TASK REQUIREMENTS: Give back the full listing, character for character, with no pictures.

RECORDS PROVIDED:

▬▬▬▬▬▬▬▬▬▬

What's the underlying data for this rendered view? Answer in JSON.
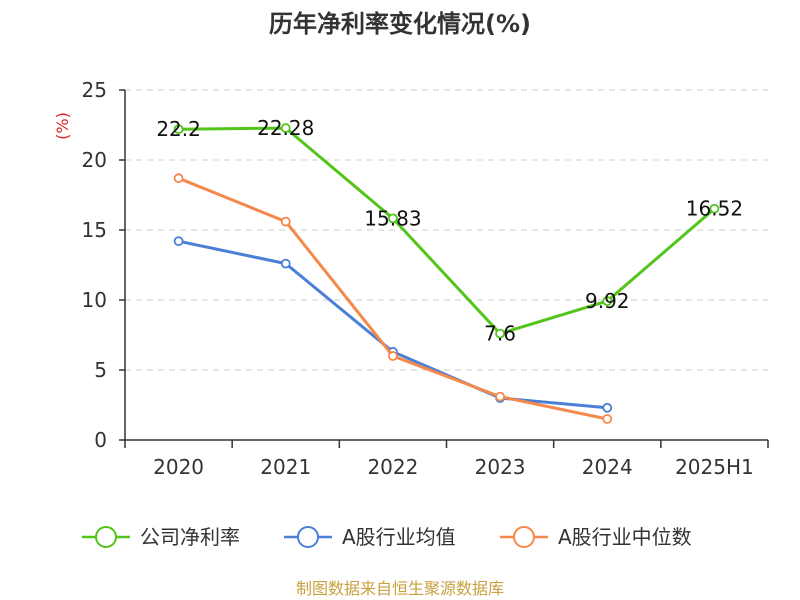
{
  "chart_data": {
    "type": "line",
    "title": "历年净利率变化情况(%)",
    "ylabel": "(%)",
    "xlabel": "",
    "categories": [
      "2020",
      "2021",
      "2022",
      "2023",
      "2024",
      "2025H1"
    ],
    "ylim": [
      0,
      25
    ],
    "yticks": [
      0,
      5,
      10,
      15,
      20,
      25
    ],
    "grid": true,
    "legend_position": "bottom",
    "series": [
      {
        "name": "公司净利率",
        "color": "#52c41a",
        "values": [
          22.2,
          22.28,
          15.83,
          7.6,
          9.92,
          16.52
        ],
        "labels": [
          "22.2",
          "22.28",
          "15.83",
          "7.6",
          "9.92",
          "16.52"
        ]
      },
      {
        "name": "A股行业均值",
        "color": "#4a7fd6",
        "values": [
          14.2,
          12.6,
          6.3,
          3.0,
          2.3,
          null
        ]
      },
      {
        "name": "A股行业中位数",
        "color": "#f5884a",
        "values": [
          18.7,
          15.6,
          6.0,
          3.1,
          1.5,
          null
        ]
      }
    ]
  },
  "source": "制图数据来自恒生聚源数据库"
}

▬▬▬▬▬▬▬▬▬▬

RESULT OF THE EXERCISE:
What's the underlying data for this rendered view? Answer in JSON.
{
  "chart_data": {
    "type": "line",
    "title": "历年净利率变化情况(%)",
    "ylabel": "(%)",
    "xlabel": "",
    "categories": [
      "2020",
      "2021",
      "2022",
      "2023",
      "2024",
      "2025H1"
    ],
    "ylim": [
      0,
      25
    ],
    "yticks": [
      0,
      5,
      10,
      15,
      20,
      25
    ],
    "grid": true,
    "legend_position": "bottom",
    "series": [
      {
        "name": "公司净利率",
        "color": "#52c41a",
        "values": [
          22.2,
          22.28,
          15.83,
          7.6,
          9.92,
          16.52
        ],
        "labels": [
          "22.2",
          "22.28",
          "15.83",
          "7.6",
          "9.92",
          "16.52"
        ]
      },
      {
        "name": "A股行业均值",
        "color": "#4a7fd6",
        "values": [
          14.2,
          12.6,
          6.3,
          3.0,
          2.3,
          null
        ]
      },
      {
        "name": "A股行业中位数",
        "color": "#f5884a",
        "values": [
          18.7,
          15.6,
          6.0,
          3.1,
          1.5,
          null
        ]
      }
    ]
  },
  "source": "制图数据来自恒生聚源数据库"
}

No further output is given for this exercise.